◆ The task: Output every line of the material exactly, omitting images.

##############################

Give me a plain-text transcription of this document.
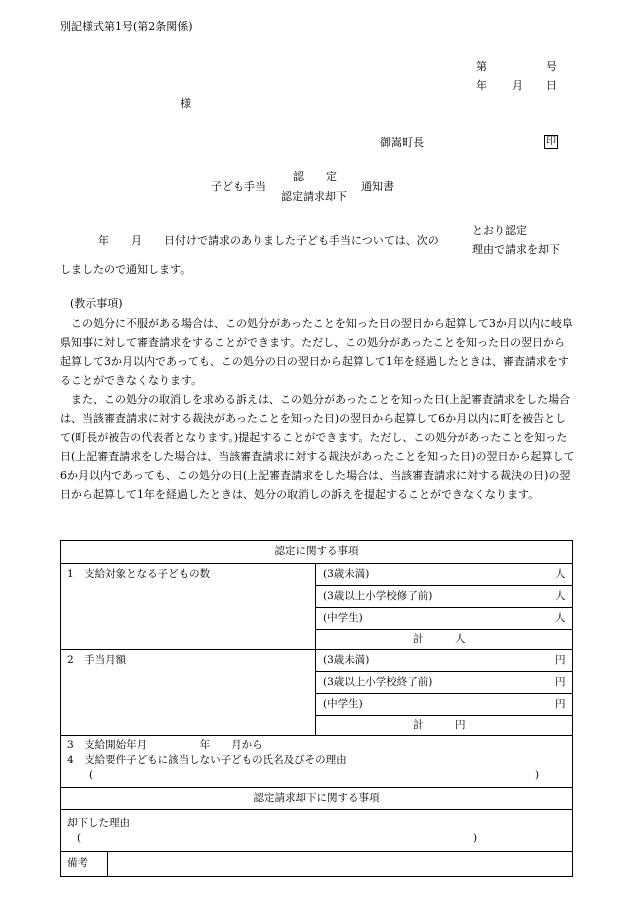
別記様式第1号(第2条関係)
第	号
年 月 日
様
御嵩町長	印
子ども手当
認　　定
認定請求却下
通知書
年　　月　　日付けで請求のありました子ども手当については、次の
とおり認定
理由で請求を却下
しましたので通知します。
(教示事項)

この処分に不服がある場合は、この処分があったことを知った日の翌日から起算して3か月以内に岐阜県知事に対して審査請求をすることができます。ただし、この処分があったことを知った日の翌日から起算して3か月以内であっても、この処分の日の翌日から起算して1年を経過したときは、審査請求をすることができなくなります。

また、この処分の取消しを求める訴えは、この処分があったことを知った日(上記審査請求をした場合は、当該審査請求に対する裁決があったことを知った日)の翌日から起算して6か月以内に町を被告として(町長が被告の代表者となります。)提起することができます。ただし、この処分があったことを知った日(上記審査請求をした場合は、当該審査請求に対する裁決があったことを知った日)の翌日から起算して6か月以内であっても、この処分の日(上記審査請求をした場合は、当該審査請求に対する裁決の日)の翌日から起算して1年を経過したときは、処分の取消しの訴えを提起することができなくなります。

認定に関する事項
1　支給対象となる子どもの数	(3歳未満)	人
(3歳以上小学校修了前)	人
(中学生)	人
計　　　人
2　手当月額	(3歳未満)	円
(3歳以上小学校終了前)	円
(中学生)	円
計　　　円
3　支給開始年月　　　　　年　　月から
4　支給要件子どもに該当しない子どもの氏名及びその理由
(	)
認定請求却下に関する事項
却下した理由
(	)
備考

##############################

◆ Final answer:
Give me a plain-text transcription of this document.
別記様式第1号(第2条関係)
第	号
年 月 日
様
御嵩町長	印
子ども手当
認　　定
認定請求却下
通知書
年　　月　　日付けで請求のありました子ども手当については、次の
とおり認定
理由で請求を却下
しましたので通知します。
(教示事項)

この処分に不服がある場合は、この処分があったことを知った日の翌日から起算して3か月以内に岐阜県知事に対して審査請求をすることができます。ただし、この処分があったことを知った日の翌日から起算して3か月以内であっても、この処分の日の翌日から起算して1年を経過したときは、審査請求をすることができなくなります。

また、この処分の取消しを求める訴えは、この処分があったことを知った日(上記審査請求をした場合は、当該審査請求に対する裁決があったことを知った日)の翌日から起算して6か月以内に町を被告として(町長が被告の代表者となります。)提起することができます。ただし、この処分があったことを知った日(上記審査請求をした場合は、当該審査請求に対する裁決があったことを知った日)の翌日から起算して6か月以内であっても、この処分の日(上記審査請求をした場合は、当該審査請求に対する裁決の日)の翌日から起算して1年を経過したときは、処分の取消しの訴えを提起することができなくなります。

認定に関する事項
1　支給対象となる子どもの数	(3歳未満)	人
(3歳以上小学校修了前)	人
(中学生)	人
計　　　人
2　手当月額	(3歳未満)	円
(3歳以上小学校終了前)	円
(中学生)	円
計　　　円
3　支給開始年月　　　　　年　　月から
4　支給要件子どもに該当しない子どもの氏名及びその理由
(	)
認定請求却下に関する事項
却下した理由
(	)
備考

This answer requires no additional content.